DO THIS:
Looking at the listing beneath, work out how many lines hold "JSON" and report only that figure.

ROWS:
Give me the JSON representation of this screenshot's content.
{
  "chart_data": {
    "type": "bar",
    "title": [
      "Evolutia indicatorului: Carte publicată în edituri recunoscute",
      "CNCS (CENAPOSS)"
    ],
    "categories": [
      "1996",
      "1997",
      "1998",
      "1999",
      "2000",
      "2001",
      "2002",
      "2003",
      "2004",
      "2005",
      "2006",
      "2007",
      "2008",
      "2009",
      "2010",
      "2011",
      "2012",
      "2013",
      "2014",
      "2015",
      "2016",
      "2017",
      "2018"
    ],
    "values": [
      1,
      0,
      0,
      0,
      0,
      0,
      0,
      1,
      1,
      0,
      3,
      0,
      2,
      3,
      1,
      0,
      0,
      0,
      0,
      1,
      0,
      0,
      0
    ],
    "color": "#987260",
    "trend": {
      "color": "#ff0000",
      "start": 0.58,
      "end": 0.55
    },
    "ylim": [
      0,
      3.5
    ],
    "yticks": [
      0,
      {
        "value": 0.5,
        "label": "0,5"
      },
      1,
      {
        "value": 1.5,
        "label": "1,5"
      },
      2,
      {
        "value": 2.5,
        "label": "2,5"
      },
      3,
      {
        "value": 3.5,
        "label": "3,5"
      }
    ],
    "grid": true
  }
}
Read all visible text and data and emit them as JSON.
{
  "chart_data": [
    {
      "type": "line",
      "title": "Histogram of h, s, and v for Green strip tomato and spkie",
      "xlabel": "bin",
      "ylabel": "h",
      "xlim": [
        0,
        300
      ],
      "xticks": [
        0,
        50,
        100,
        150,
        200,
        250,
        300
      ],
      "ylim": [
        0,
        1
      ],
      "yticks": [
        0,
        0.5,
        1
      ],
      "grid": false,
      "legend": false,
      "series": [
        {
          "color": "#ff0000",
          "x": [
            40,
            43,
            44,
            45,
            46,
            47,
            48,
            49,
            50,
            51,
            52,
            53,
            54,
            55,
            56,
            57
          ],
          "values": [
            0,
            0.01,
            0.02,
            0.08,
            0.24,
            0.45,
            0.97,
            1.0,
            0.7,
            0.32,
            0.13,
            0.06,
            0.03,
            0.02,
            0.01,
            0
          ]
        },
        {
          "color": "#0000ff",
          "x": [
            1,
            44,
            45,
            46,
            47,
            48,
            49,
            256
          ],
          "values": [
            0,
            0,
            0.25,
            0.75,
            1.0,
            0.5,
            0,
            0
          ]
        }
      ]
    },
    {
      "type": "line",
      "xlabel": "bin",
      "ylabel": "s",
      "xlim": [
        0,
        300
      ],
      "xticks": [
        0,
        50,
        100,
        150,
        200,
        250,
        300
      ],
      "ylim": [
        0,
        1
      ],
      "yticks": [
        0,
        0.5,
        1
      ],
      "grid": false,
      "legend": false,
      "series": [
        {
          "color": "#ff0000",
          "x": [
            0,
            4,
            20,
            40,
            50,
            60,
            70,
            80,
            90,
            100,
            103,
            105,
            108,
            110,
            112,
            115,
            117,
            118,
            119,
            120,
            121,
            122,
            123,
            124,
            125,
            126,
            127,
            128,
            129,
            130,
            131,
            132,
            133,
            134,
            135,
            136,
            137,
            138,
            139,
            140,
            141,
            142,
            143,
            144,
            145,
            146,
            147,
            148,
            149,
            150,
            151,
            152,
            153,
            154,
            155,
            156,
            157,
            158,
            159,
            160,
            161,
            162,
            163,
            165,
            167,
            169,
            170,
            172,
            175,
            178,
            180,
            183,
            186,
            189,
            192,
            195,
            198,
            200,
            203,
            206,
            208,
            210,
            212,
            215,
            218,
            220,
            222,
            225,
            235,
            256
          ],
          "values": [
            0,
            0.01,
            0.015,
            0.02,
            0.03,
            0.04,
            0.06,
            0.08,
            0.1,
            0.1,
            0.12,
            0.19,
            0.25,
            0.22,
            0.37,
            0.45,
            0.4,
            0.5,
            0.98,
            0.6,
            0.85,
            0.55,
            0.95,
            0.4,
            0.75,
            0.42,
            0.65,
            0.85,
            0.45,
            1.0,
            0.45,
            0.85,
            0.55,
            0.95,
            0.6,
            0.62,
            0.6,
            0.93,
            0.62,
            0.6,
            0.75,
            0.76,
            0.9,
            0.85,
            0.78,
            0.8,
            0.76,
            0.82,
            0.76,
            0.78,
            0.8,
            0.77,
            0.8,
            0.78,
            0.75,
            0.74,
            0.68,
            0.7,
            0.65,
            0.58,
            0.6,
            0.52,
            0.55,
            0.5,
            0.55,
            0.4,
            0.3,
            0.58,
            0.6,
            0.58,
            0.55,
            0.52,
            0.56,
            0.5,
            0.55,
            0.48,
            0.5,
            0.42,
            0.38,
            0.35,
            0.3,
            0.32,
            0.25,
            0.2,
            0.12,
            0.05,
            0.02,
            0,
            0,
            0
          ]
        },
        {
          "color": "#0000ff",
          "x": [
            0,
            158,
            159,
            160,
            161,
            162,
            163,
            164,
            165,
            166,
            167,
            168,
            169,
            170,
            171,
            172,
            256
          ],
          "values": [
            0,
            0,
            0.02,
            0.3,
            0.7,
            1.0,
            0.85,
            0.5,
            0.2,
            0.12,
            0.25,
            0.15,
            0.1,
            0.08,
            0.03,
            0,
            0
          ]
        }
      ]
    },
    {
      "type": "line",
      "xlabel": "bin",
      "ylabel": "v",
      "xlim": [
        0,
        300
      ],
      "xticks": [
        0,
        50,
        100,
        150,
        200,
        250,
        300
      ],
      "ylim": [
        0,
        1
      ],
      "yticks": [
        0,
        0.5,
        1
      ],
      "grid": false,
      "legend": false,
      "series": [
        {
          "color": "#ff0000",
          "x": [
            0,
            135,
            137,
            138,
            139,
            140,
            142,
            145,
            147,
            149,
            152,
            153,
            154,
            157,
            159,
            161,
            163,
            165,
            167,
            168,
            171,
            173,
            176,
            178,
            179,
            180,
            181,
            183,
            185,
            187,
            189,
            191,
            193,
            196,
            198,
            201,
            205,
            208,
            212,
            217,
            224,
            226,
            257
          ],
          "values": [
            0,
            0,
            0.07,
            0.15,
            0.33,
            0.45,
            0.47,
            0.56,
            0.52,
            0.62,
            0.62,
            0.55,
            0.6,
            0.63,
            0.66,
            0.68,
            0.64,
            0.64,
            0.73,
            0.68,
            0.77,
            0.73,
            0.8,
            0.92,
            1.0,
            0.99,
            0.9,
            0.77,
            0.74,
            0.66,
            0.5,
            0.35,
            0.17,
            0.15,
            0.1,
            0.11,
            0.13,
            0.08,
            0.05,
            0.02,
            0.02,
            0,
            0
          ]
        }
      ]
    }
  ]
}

PROBLEM SOLUTION:
2